-- start of Dataset extract --
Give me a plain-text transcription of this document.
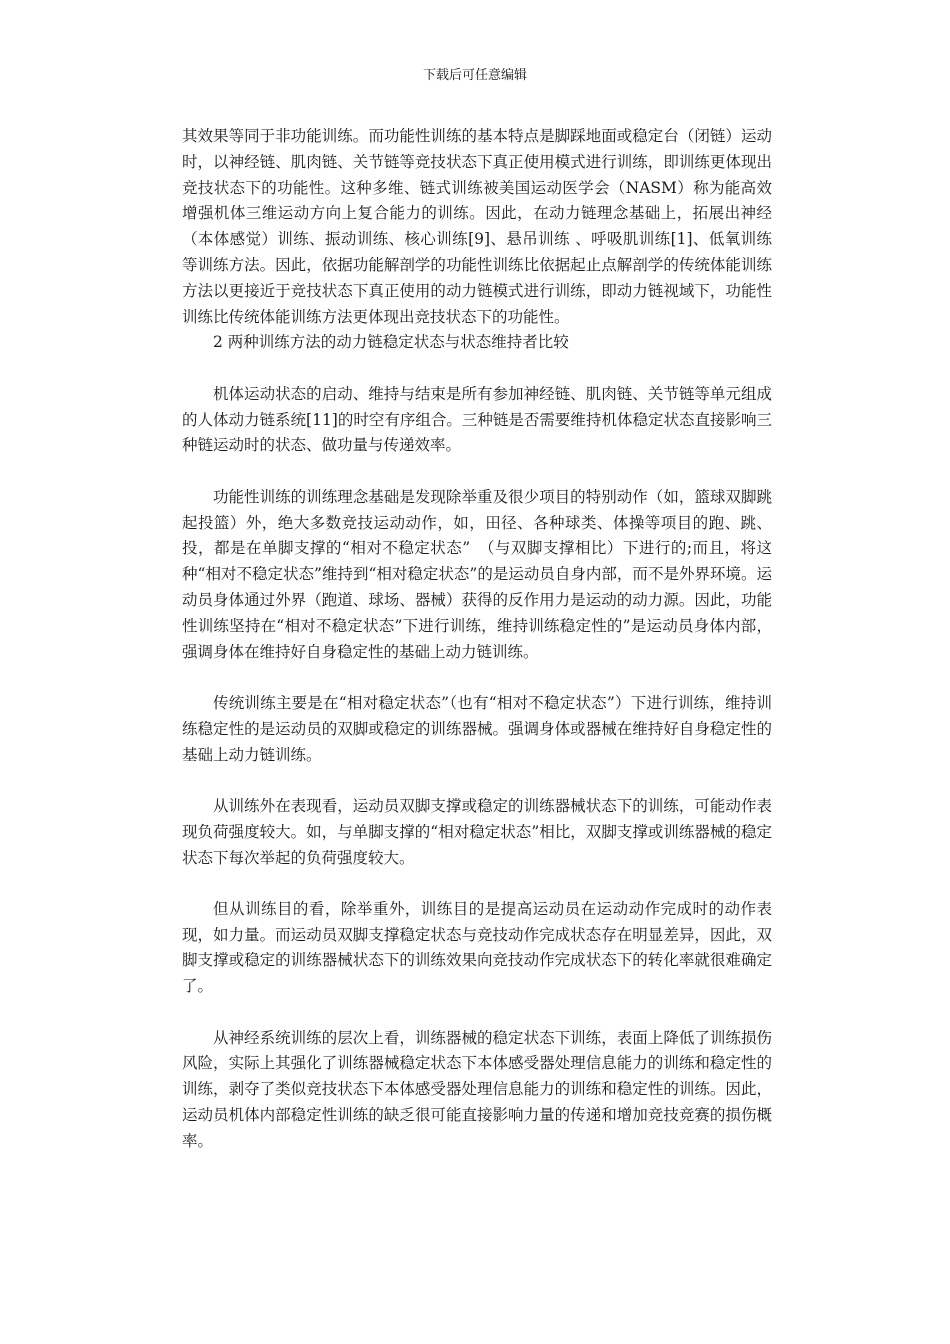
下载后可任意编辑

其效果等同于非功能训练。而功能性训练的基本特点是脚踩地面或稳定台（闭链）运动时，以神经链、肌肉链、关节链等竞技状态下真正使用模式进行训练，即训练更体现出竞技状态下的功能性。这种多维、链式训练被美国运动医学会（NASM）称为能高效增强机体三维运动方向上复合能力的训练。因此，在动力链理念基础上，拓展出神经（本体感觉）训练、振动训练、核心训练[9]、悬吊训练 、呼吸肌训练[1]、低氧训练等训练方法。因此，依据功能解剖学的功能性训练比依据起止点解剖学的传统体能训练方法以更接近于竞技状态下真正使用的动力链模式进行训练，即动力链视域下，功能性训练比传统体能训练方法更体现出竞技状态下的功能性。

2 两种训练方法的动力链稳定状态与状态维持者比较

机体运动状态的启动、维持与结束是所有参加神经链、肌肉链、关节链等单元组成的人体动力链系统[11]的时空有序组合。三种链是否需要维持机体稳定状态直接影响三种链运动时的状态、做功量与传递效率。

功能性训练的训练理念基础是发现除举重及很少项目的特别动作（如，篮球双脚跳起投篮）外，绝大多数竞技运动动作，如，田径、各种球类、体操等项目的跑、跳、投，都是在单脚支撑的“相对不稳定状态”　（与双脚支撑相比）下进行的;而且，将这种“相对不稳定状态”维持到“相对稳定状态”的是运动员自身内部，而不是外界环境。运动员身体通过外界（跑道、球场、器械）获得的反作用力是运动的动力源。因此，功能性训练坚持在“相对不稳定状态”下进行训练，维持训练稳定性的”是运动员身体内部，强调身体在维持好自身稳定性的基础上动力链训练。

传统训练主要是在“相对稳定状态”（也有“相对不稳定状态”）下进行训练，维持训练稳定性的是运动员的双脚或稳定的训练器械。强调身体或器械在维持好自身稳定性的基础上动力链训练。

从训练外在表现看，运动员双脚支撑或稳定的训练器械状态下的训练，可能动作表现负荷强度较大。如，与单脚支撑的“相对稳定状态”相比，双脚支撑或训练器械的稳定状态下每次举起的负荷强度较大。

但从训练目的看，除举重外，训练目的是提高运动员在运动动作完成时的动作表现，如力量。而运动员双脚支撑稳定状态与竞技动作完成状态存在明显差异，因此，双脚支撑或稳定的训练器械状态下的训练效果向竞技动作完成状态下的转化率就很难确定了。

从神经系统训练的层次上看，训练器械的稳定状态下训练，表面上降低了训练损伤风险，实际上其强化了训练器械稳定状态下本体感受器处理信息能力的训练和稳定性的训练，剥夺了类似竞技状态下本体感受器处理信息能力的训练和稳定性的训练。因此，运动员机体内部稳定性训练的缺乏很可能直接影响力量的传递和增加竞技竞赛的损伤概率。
-- end of Dataset extract --
> What to produce
Scan the entries above for the word "相对不稳定状态" and collect each line holding it.

> Complete answer
功能性训练的训练理念基础是发现除举重及很少项目的特别动作（如，篮球双脚跳起投篮）外，绝大多数竞技运动动作，如，田径、各种球类、体操等项目的跑、跳、投，都是在单脚支撑的“相对不稳定状态”　（与双脚支撑相比）下进行的;而且，将这种“相对不稳定状态”维持到“相对稳定状态”的是运动员自身内部，而不是外界环境。运动员身体通过外界（跑道、球场、器械）获得的反作用力是运动的动力源。因此，功能性训练坚持在“相对不稳定状态”下进行训练，维持训练稳定性的”是运动员身体内部，强调身体在维持好自身稳定性的基础上动力链训练。
传统训练主要是在“相对稳定状态”（也有“相对不稳定状态”）下进行训练，维持训练稳定性的是运动员的双脚或稳定的训练器械。强调身体或器械在维持好自身稳定性的基础上动力链训练。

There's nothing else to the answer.